## Task brief:
Without the pictures, set down every line of the data exactly.

### Input ###

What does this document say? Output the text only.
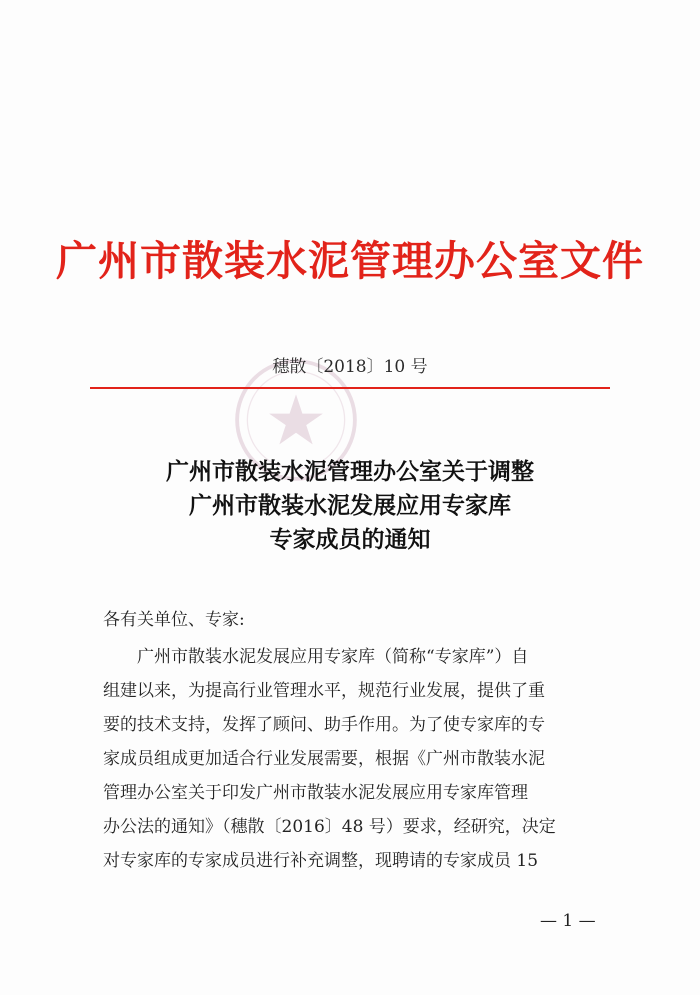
广州市散装水泥管理办公室文件
穗散〔2018〕10 号
广州市散装水泥管理办公室关于调整
广州市散装水泥发展应用专家库
专家成员的通知
各有关单位、专家:
广州市散装水泥发展应用专家库（简称“专家库”）自
组建以来，为提高行业管理水平，规范行业发展，提供了重
要的技术支持，发挥了顾问、助手作用。为了使专家库的专
家成员组成更加适合行业发展需要，根据《广州市散装水泥
管理办公室关于印发广州市散装水泥发展应用专家库管理
办公法的通知》（穗散〔2016〕48 号）要求，经研究，决定
对专家库的专家成员进行补充调整，现聘请的专家成员 15
— 1 —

###

## Task response:
What does this document say? Output the text only.
广州市散装水泥管理办公室文件
穗散〔2018〕10 号
广州市散装水泥管理办公室关于调整
广州市散装水泥发展应用专家库
专家成员的通知
各有关单位、专家:
广州市散装水泥发展应用专家库（简称“专家库”）自
组建以来，为提高行业管理水平，规范行业发展，提供了重
要的技术支持，发挥了顾问、助手作用。为了使专家库的专
家成员组成更加适合行业发展需要，根据《广州市散装水泥
管理办公室关于印发广州市散装水泥发展应用专家库管理
办公法的通知》（穗散〔2016〕48 号）要求，经研究，决定
对专家库的专家成员进行补充调整，现聘请的专家成员 15
— 1 —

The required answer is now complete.